Region annotation listing:
::::::::::

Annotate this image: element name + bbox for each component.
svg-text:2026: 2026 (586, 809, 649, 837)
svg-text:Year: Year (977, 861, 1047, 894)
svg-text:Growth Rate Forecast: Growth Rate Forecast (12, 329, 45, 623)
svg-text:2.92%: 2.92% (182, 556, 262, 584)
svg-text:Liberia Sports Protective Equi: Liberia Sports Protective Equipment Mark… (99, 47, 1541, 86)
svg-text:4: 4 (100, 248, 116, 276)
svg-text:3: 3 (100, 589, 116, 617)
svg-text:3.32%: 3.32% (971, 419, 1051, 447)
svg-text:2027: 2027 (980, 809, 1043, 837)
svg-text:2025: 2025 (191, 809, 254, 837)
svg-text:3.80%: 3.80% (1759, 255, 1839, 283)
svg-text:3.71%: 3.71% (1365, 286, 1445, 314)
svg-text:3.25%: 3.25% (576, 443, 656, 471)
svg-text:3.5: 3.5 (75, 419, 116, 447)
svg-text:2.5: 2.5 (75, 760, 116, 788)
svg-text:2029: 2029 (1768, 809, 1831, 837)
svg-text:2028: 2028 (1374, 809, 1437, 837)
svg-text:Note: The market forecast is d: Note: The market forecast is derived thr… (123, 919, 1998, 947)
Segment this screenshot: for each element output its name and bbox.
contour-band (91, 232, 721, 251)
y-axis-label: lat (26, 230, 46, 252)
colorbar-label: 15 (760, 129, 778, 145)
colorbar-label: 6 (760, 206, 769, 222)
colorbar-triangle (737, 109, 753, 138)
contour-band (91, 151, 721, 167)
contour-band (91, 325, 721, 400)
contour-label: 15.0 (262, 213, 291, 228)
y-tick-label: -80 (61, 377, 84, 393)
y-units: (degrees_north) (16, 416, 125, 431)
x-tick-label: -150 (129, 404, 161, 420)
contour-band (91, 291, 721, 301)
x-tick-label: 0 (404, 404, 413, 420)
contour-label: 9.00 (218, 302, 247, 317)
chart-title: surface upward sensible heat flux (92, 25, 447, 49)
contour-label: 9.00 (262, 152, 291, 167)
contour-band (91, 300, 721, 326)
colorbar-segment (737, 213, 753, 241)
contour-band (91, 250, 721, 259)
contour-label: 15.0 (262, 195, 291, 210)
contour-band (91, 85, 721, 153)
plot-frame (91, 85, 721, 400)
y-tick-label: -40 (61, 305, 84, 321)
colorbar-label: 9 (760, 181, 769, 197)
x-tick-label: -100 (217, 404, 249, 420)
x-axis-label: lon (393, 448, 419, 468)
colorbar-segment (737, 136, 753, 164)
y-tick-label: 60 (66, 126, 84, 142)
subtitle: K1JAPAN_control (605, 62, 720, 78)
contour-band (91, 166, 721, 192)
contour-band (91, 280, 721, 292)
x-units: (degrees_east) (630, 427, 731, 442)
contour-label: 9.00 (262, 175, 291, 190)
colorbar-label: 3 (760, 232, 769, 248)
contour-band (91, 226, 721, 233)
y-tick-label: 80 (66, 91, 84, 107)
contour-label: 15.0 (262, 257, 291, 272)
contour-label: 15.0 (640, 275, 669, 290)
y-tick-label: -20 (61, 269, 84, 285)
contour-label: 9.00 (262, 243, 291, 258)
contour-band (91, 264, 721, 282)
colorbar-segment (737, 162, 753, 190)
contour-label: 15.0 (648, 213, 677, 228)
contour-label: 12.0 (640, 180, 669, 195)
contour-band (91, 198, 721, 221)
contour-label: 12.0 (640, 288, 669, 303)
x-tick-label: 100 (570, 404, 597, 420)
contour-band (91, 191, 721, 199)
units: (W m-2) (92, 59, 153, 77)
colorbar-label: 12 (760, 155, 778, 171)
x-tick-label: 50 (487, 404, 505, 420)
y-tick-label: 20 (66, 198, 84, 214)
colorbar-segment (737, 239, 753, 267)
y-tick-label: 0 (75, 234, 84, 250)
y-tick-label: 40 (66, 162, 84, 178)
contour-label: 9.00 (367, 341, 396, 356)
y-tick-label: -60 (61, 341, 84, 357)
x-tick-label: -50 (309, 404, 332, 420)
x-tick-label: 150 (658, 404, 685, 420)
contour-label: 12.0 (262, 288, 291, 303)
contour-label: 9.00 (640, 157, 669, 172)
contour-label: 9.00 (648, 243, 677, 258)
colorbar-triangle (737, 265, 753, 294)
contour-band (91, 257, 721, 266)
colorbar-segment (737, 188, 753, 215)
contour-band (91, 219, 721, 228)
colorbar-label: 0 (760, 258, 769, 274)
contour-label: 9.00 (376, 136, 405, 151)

::::::::::

### AIM OF THE EXERCISE
Rewrite the entire listing with every occurrence of "contour-label" replaced by "isoline-label", leaving everything else unchanged.

### THE RESPONSE
Annotate this image: element name + bbox for each component.
svg-text:2026: 2026 (586, 809, 649, 837)
svg-text:Year: Year (977, 861, 1047, 894)
svg-text:Growth Rate Forecast: Growth Rate Forecast (12, 329, 45, 623)
svg-text:2.92%: 2.92% (182, 556, 262, 584)
svg-text:Liberia Sports Protective Equi: Liberia Sports Protective Equipment Mark… (99, 47, 1541, 86)
svg-text:4: 4 (100, 248, 116, 276)
svg-text:3: 3 (100, 589, 116, 617)
svg-text:3.32%: 3.32% (971, 419, 1051, 447)
svg-text:2027: 2027 (980, 809, 1043, 837)
svg-text:2025: 2025 (191, 809, 254, 837)
svg-text:3.80%: 3.80% (1759, 255, 1839, 283)
svg-text:3.71%: 3.71% (1365, 286, 1445, 314)
svg-text:3.25%: 3.25% (576, 443, 656, 471)
svg-text:3.5: 3.5 (75, 419, 116, 447)
svg-text:2.5: 2.5 (75, 760, 116, 788)
svg-text:2029: 2029 (1768, 809, 1831, 837)
svg-text:2028: 2028 (1374, 809, 1437, 837)
svg-text:Note: The market forecast is d: Note: The market forecast is derived thr… (123, 919, 1998, 947)
Segment this screenshot: for each element output its name and bbox.
contour-band (91, 232, 721, 251)
y-axis-label: lat (26, 230, 46, 252)
colorbar-label: 15 (760, 129, 778, 145)
colorbar-label: 6 (760, 206, 769, 222)
colorbar-triangle (737, 109, 753, 138)
contour-band (91, 151, 721, 167)
contour-band (91, 325, 721, 400)
isoline-label: 15.0 (262, 213, 291, 228)
y-tick-label: -80 (61, 377, 84, 393)
y-units: (degrees_north) (16, 416, 125, 431)
x-tick-label: -150 (129, 404, 161, 420)
contour-band (91, 291, 721, 301)
x-tick-label: 0 (404, 404, 413, 420)
isoline-label: 9.00 (218, 302, 247, 317)
chart-title: surface upward sensible heat flux (92, 25, 447, 49)
isoline-label: 9.00 (262, 152, 291, 167)
contour-band (91, 300, 721, 326)
colorbar-segment (737, 213, 753, 241)
contour-band (91, 250, 721, 259)
isoline-label: 15.0 (262, 195, 291, 210)
contour-band (91, 85, 721, 153)
plot-frame (91, 85, 721, 400)
y-tick-label: -40 (61, 305, 84, 321)
colorbar-label: 9 (760, 181, 769, 197)
x-tick-label: -100 (217, 404, 249, 420)
x-axis-label: lon (393, 448, 419, 468)
colorbar-segment (737, 136, 753, 164)
y-tick-label: 60 (66, 126, 84, 142)
subtitle: K1JAPAN_control (605, 62, 720, 78)
contour-band (91, 166, 721, 192)
contour-band (91, 280, 721, 292)
x-units: (degrees_east) (630, 427, 731, 442)
isoline-label: 9.00 (262, 175, 291, 190)
colorbar-label: 3 (760, 232, 769, 248)
contour-band (91, 226, 721, 233)
y-tick-label: 80 (66, 91, 84, 107)
isoline-label: 15.0 (262, 257, 291, 272)
isoline-label: 15.0 (640, 275, 669, 290)
y-tick-label: -20 (61, 269, 84, 285)
isoline-label: 9.00 (262, 243, 291, 258)
contour-band (91, 264, 721, 282)
colorbar-segment (737, 162, 753, 190)
isoline-label: 15.0 (648, 213, 677, 228)
isoline-label: 12.0 (640, 180, 669, 195)
contour-band (91, 198, 721, 221)
isoline-label: 12.0 (640, 288, 669, 303)
x-tick-label: 100 (570, 404, 597, 420)
contour-band (91, 191, 721, 199)
units: (W m-2) (92, 59, 153, 77)
colorbar-label: 12 (760, 155, 778, 171)
x-tick-label: 50 (487, 404, 505, 420)
y-tick-label: 20 (66, 198, 84, 214)
colorbar-segment (737, 239, 753, 267)
y-tick-label: 0 (75, 234, 84, 250)
y-tick-label: 40 (66, 162, 84, 178)
isoline-label: 9.00 (367, 341, 396, 356)
y-tick-label: -60 (61, 341, 84, 357)
x-tick-label: -50 (309, 404, 332, 420)
x-tick-label: 150 (658, 404, 685, 420)
isoline-label: 12.0 (262, 288, 291, 303)
isoline-label: 9.00 (640, 157, 669, 172)
isoline-label: 9.00 (648, 243, 677, 258)
colorbar-triangle (737, 265, 753, 294)
contour-band (91, 257, 721, 266)
colorbar-segment (737, 188, 753, 215)
contour-band (91, 219, 721, 228)
colorbar-label: 0 (760, 258, 769, 274)
isoline-label: 9.00 (376, 136, 405, 151)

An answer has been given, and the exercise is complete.